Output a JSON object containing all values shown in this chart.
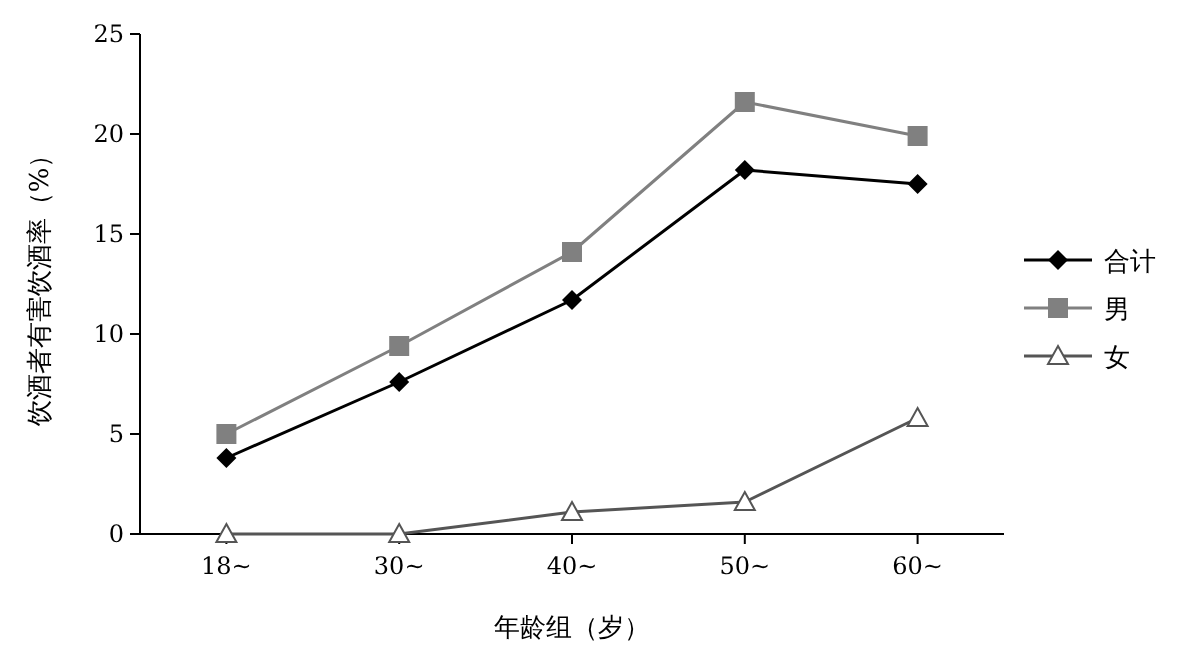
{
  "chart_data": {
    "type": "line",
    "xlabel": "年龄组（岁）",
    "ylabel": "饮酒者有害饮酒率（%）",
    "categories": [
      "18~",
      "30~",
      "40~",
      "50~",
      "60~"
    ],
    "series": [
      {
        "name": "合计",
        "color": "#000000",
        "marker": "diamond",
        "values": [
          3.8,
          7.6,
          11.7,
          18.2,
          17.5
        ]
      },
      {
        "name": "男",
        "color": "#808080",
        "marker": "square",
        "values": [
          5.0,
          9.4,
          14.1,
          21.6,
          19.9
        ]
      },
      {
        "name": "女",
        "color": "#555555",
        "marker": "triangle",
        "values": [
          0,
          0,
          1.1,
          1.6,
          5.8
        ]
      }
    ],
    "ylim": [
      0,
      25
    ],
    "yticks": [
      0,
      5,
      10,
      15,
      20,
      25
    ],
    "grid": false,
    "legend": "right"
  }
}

● **GOAL**:
Show the lines of the material that contain the word "marker".

● **TASK RESULT**:
        "marker": "diamond",
        "marker": "square",
        "marker": "triangle",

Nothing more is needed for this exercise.